• [Work to complete]
Locate each line in the records containing "close". Copy it.

• [Material]
<<<<
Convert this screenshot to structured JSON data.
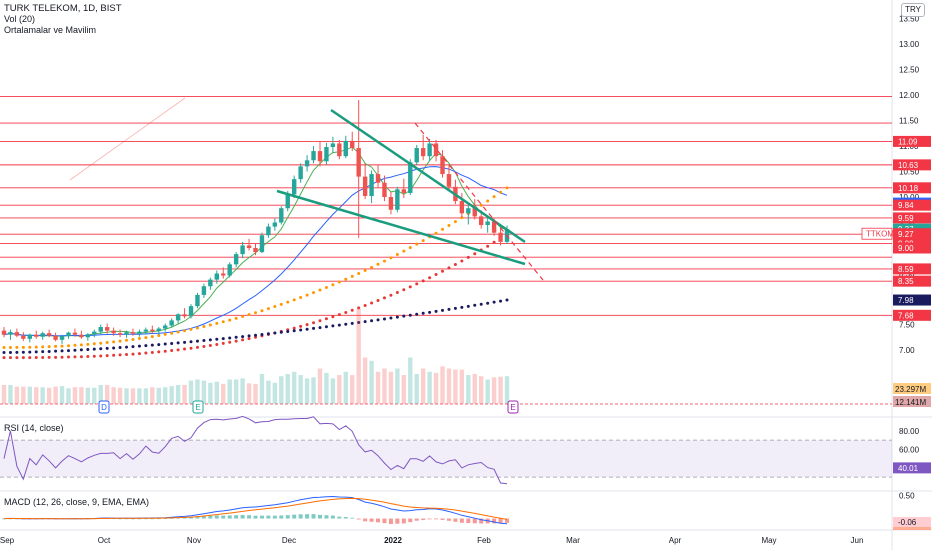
{
  "header": {
    "symbol_line": "TURK TELEKOM, 1D, BIST",
    "vol_label": "Vol (20)",
    "indicator_label": "Ortalamalar ve Mavilim",
    "currency": "TRY"
  },
  "rsi_label": "RSI (14, close)",
  "macd_label": "MACD (12, 26, close, 9, EMA, EMA)",
  "colors": {
    "up": "#26a69a",
    "down": "#ef5350",
    "hline": "#f23645",
    "ma_green": "#4caf50",
    "ma_blue": "#2962ff",
    "ma_orange": "#ff9800",
    "ma_red": "#e53935",
    "ma_navy": "#1a1a5e",
    "trend": "#1a9c7e",
    "rsi": "#7e57c2",
    "macd_line": "#2962ff",
    "signal_line": "#ff6d00"
  },
  "chart_data": [
    {
      "type": "candlestick",
      "title": "TURK TELEKOM, 1D, BIST",
      "ylim": [
        6.6,
        13.55
      ],
      "x_ticks": [
        "Sep",
        "Oct",
        "Nov",
        "Dec",
        "2022",
        "Feb",
        "Mar",
        "Apr",
        "May",
        "Jun"
      ],
      "y_ticks": [
        "13.50",
        "13.00",
        "12.50",
        "12.00",
        "11.50",
        "11.00",
        "10.50",
        "10.00",
        "9.50",
        "9.00",
        "8.50",
        "8.00",
        "7.50",
        "7.00"
      ],
      "horizontal_levels": [
        11.97,
        11.45,
        11.09,
        10.63,
        10.18,
        9.84,
        9.59,
        9.27,
        9.09,
        8.82,
        8.59,
        8.35,
        7.68
      ],
      "price_tags": [
        {
          "label": "11.09",
          "value": 11.09,
          "color": "#f23645"
        },
        {
          "label": "10.63",
          "value": 10.63,
          "color": "#f23645"
        },
        {
          "label": "10.18",
          "value": 10.18,
          "color": "#f23645"
        },
        {
          "label": "9.88",
          "value": 9.88,
          "color": "#2962ff"
        },
        {
          "label": "9.84",
          "value": 9.84,
          "color": "#f23645"
        },
        {
          "label": "9.59",
          "value": 9.59,
          "color": "#f23645"
        },
        {
          "label": "9.37",
          "value": 9.37,
          "color": "#26a69a"
        },
        {
          "label": "9.28",
          "value": 9.28,
          "color": "#f23645"
        },
        {
          "label": "9.27",
          "value": 9.27,
          "color": "#f23645"
        },
        {
          "label": "9.09",
          "value": 9.09,
          "color": "#f23645"
        },
        {
          "label": "9.00",
          "value": 9.0,
          "color": "#f23645"
        },
        {
          "label": "8.59",
          "value": 8.59,
          "color": "#f23645"
        },
        {
          "label": "8.35",
          "value": 8.35,
          "color": "#f23645"
        },
        {
          "label": "7.98",
          "value": 7.98,
          "color": "#1a1a5e"
        },
        {
          "label": "7.68",
          "value": 7.68,
          "color": "#f23645"
        }
      ],
      "symbol_tag": "TTKOM",
      "volume_tags": [
        "23.297M",
        "12.141M"
      ],
      "events": [
        "D",
        "E",
        "E"
      ],
      "candles": [
        [
          7.38,
          7.45,
          7.25,
          7.3
        ],
        [
          7.3,
          7.4,
          7.2,
          7.35
        ],
        [
          7.35,
          7.42,
          7.25,
          7.28
        ],
        [
          7.28,
          7.35,
          7.18,
          7.22
        ],
        [
          7.22,
          7.32,
          7.15,
          7.3
        ],
        [
          7.3,
          7.38,
          7.22,
          7.26
        ],
        [
          7.26,
          7.36,
          7.2,
          7.33
        ],
        [
          7.33,
          7.4,
          7.25,
          7.28
        ],
        [
          7.28,
          7.34,
          7.17,
          7.2
        ],
        [
          7.2,
          7.3,
          7.12,
          7.27
        ],
        [
          7.27,
          7.36,
          7.22,
          7.34
        ],
        [
          7.34,
          7.42,
          7.26,
          7.3
        ],
        [
          7.3,
          7.38,
          7.22,
          7.25
        ],
        [
          7.25,
          7.33,
          7.18,
          7.31
        ],
        [
          7.31,
          7.4,
          7.25,
          7.36
        ],
        [
          7.36,
          7.5,
          7.3,
          7.45
        ],
        [
          7.45,
          7.52,
          7.32,
          7.38
        ],
        [
          7.38,
          7.44,
          7.28,
          7.33
        ],
        [
          7.33,
          7.4,
          7.25,
          7.3
        ],
        [
          7.3,
          7.38,
          7.24,
          7.35
        ],
        [
          7.35,
          7.42,
          7.28,
          7.32
        ],
        [
          7.32,
          7.4,
          7.26,
          7.36
        ],
        [
          7.36,
          7.44,
          7.3,
          7.4
        ],
        [
          7.4,
          7.48,
          7.32,
          7.37
        ],
        [
          7.37,
          7.45,
          7.3,
          7.42
        ],
        [
          7.42,
          7.52,
          7.36,
          7.48
        ],
        [
          7.48,
          7.62,
          7.44,
          7.58
        ],
        [
          7.58,
          7.72,
          7.52,
          7.7
        ],
        [
          7.7,
          7.82,
          7.62,
          7.66
        ],
        [
          7.66,
          7.9,
          7.62,
          7.86
        ],
        [
          7.86,
          8.12,
          7.82,
          8.08
        ],
        [
          8.08,
          8.3,
          8.02,
          8.25
        ],
        [
          8.25,
          8.42,
          8.18,
          8.38
        ],
        [
          8.38,
          8.56,
          8.3,
          8.5
        ],
        [
          8.5,
          8.62,
          8.4,
          8.46
        ],
        [
          8.46,
          8.72,
          8.42,
          8.68
        ],
        [
          8.68,
          8.92,
          8.62,
          8.88
        ],
        [
          8.88,
          9.12,
          8.8,
          9.05
        ],
        [
          9.05,
          9.18,
          8.95,
          9.0
        ],
        [
          9.0,
          9.08,
          8.86,
          8.92
        ],
        [
          8.92,
          9.3,
          8.9,
          9.25
        ],
        [
          9.25,
          9.48,
          9.2,
          9.42
        ],
        [
          9.42,
          9.58,
          9.34,
          9.5
        ],
        [
          9.5,
          9.82,
          9.46,
          9.78
        ],
        [
          9.78,
          10.12,
          9.72,
          10.05
        ],
        [
          10.05,
          10.42,
          9.98,
          10.35
        ],
        [
          10.35,
          10.66,
          10.28,
          10.6
        ],
        [
          10.6,
          10.82,
          10.5,
          10.72
        ],
        [
          10.72,
          11.0,
          10.66,
          10.9
        ],
        [
          10.9,
          11.1,
          10.6,
          10.7
        ],
        [
          10.7,
          11.06,
          10.64,
          10.98
        ],
        [
          10.98,
          11.18,
          10.86,
          11.05
        ],
        [
          11.05,
          11.12,
          10.74,
          10.8
        ],
        [
          10.8,
          11.2,
          10.76,
          11.1
        ],
        [
          11.1,
          11.28,
          10.9,
          10.96
        ],
        [
          10.96,
          11.9,
          9.2,
          10.4
        ],
        [
          10.4,
          10.66,
          9.96,
          10.02
        ],
        [
          10.02,
          10.52,
          9.88,
          10.45
        ],
        [
          10.45,
          10.62,
          10.18,
          10.28
        ],
        [
          10.28,
          10.42,
          9.92,
          10.0
        ],
        [
          10.0,
          10.1,
          9.66,
          9.75
        ],
        [
          9.75,
          10.2,
          9.7,
          10.15
        ],
        [
          10.15,
          10.36,
          9.98,
          10.08
        ],
        [
          10.08,
          10.74,
          10.04,
          10.68
        ],
        [
          10.68,
          11.02,
          10.62,
          10.96
        ],
        [
          10.96,
          11.22,
          10.72,
          10.8
        ],
        [
          10.8,
          11.14,
          10.7,
          11.05
        ],
        [
          11.05,
          11.12,
          10.7,
          10.8
        ],
        [
          10.8,
          10.92,
          10.38,
          10.45
        ],
        [
          10.45,
          10.62,
          10.12,
          10.2
        ],
        [
          10.2,
          10.34,
          9.86,
          9.92
        ],
        [
          9.92,
          10.08,
          9.6,
          9.68
        ],
        [
          9.68,
          9.84,
          9.46,
          9.78
        ],
        [
          9.78,
          9.96,
          9.56,
          9.62
        ],
        [
          9.62,
          9.74,
          9.38,
          9.45
        ],
        [
          9.45,
          9.6,
          9.3,
          9.52
        ],
        [
          9.52,
          9.58,
          9.24,
          9.3
        ],
        [
          9.3,
          9.4,
          9.05,
          9.12
        ],
        [
          9.12,
          9.44,
          9.08,
          9.37
        ]
      ]
    },
    {
      "type": "line",
      "title": "RSI (14, close)",
      "ylim": [
        15,
        95
      ],
      "y_ticks": [
        "80.00",
        "60.00",
        "40.01"
      ],
      "bands": [
        70,
        30
      ],
      "last_value": "40.01"
    },
    {
      "type": "bar",
      "title": "MACD (12, 26, close, 9, EMA, EMA)",
      "ylim": [
        -0.25,
        0.6
      ],
      "y_ticks": [
        "0.50",
        "-0.06",
        "-0.18"
      ],
      "last_values": [
        "-0.06",
        "-0.18"
      ]
    }
  ]
}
>>>>
• [Written response]
  "rsi_label": "RSI (14, close)",
  "macd_label": "MACD (12, 26, close, 9, EMA, EMA)",
      "title": "RSI (14, close)",
      "title": "MACD (12, 26, close, 9, EMA, EMA)",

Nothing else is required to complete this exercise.